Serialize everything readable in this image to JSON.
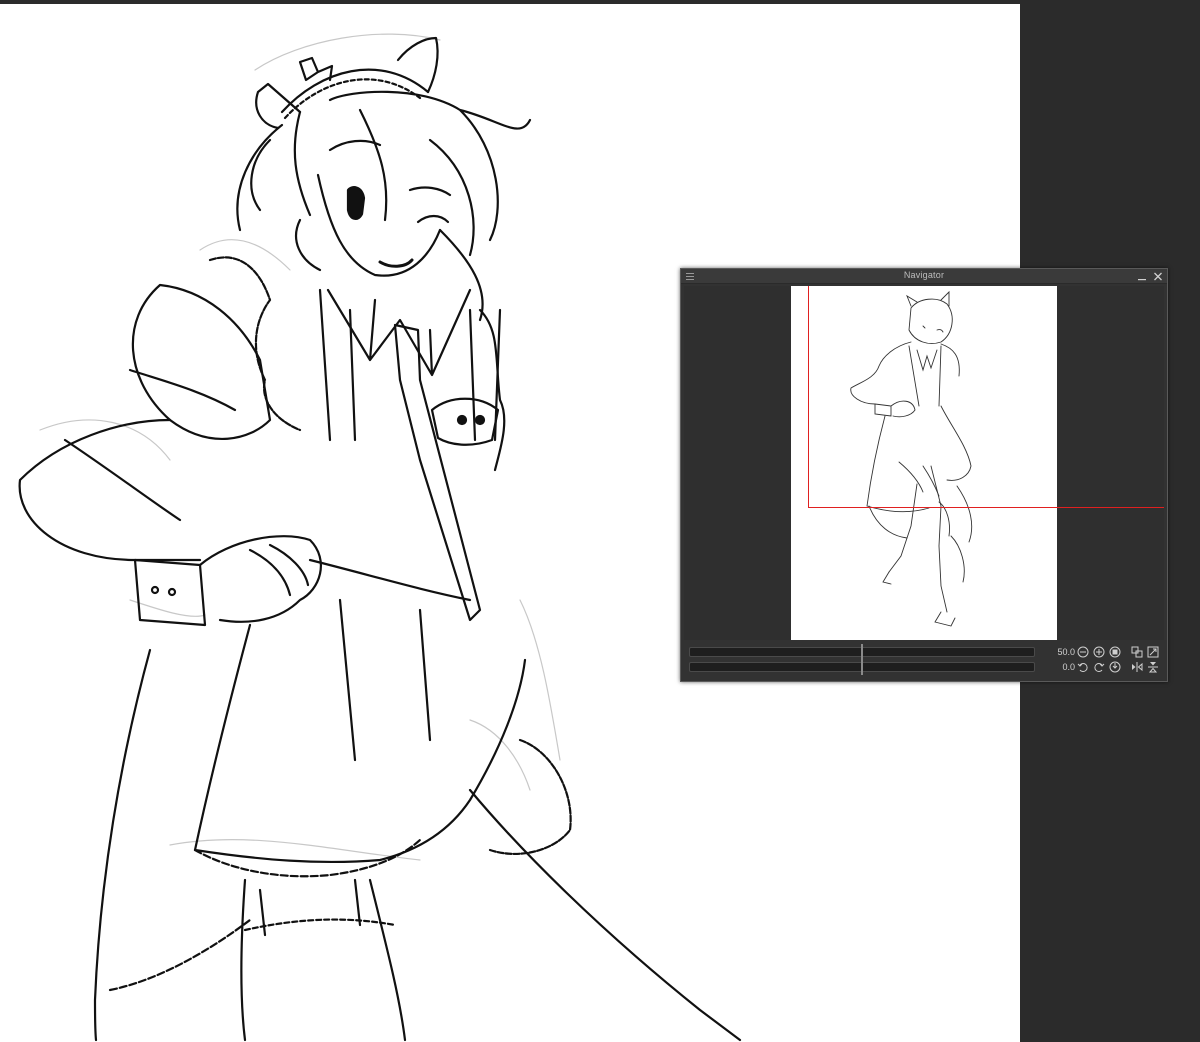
{
  "navigator": {
    "title": "Navigator",
    "zoom_value": "50.0",
    "rotation_value": "0.0",
    "zoom_slider_fraction": 0.5,
    "rotation_slider_fraction": 0.5,
    "viewport_color": "#e02020"
  },
  "canvas": {
    "background": "#ffffff",
    "artwork": "maid character line-art sketch"
  },
  "icons": {
    "panel_menu": "menu-icon",
    "minimize": "minimize-icon",
    "close": "close-icon",
    "zoom_out": "zoom-out-icon",
    "zoom_in": "zoom-in-icon",
    "fit": "fit-to-window-icon",
    "actual_size": "actual-size-icon",
    "fit_all": "fit-all-icon",
    "rotate_left": "rotate-left-icon",
    "rotate_right": "rotate-right-icon",
    "reset_rotation": "reset-rotation-icon",
    "flip_horizontal": "flip-horizontal-icon",
    "flip_vertical": "flip-vertical-icon"
  }
}
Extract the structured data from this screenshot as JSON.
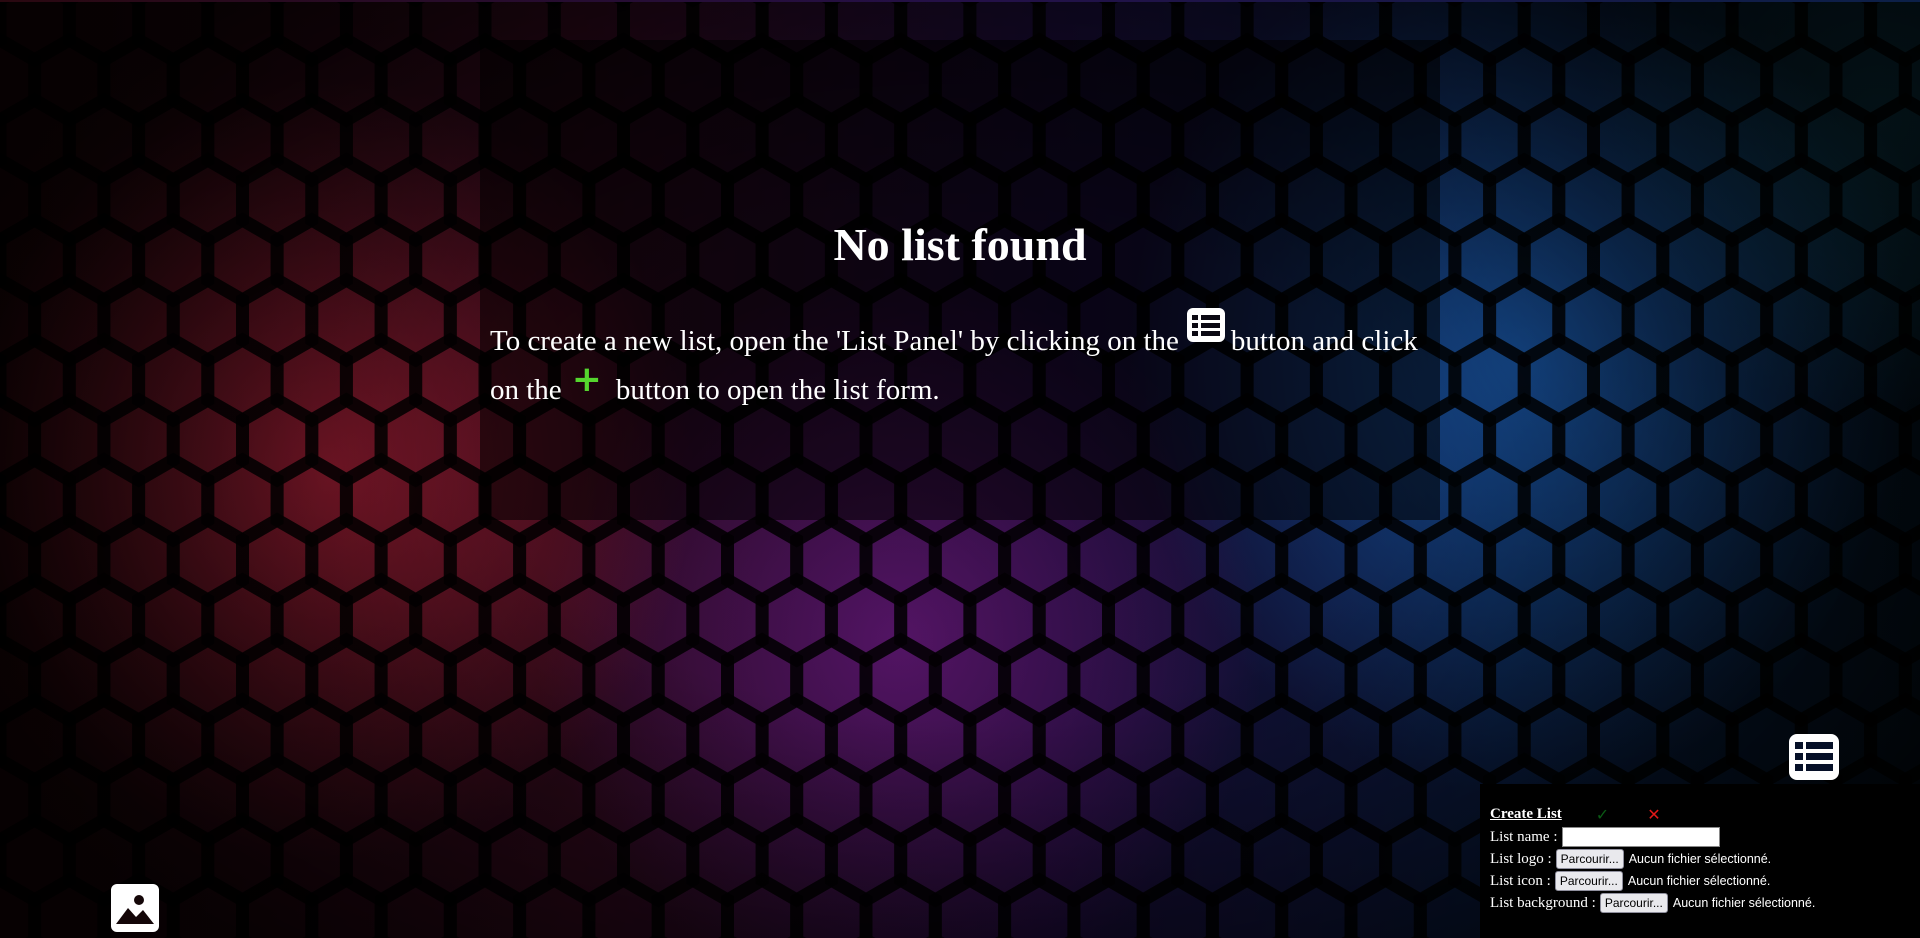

§ §

PROMPT → All of the data above should be quoted exactly, except for the pictures.

TASK OUTPUT →
Serialize everything readable in this image to JSON.
{
  "navigator": {
    "title": "Navigator",
    "zoom_value": "50.0",
    "rotation_value": "0.0",
    "zoom_slider_fraction": 0.5,
    "rotation_slider_fraction": 0.5,
    "viewport_color": "#e02020"
  },
  "canvas": {
    "background": "#ffffff",
    "artwork": "maid character line-art sketch"
  },
  "icons": {
    "panel_menu": "menu-icon",
    "minimize": "minimize-icon",
    "close": "close-icon",
    "zoom_out": "zoom-out-icon",
    "zoom_in": "zoom-in-icon",
    "fit": "fit-to-window-icon",
    "actual_size": "actual-size-icon",
    "fit_all": "fit-all-icon",
    "rotate_left": "rotate-left-icon",
    "rotate_right": "rotate-right-icon",
    "reset_rotation": "reset-rotation-icon",
    "flip_horizontal": "flip-horizontal-icon",
    "flip_vertical": "flip-vertical-icon"
  }
}
Extract the structured data from this screenshot as JSON.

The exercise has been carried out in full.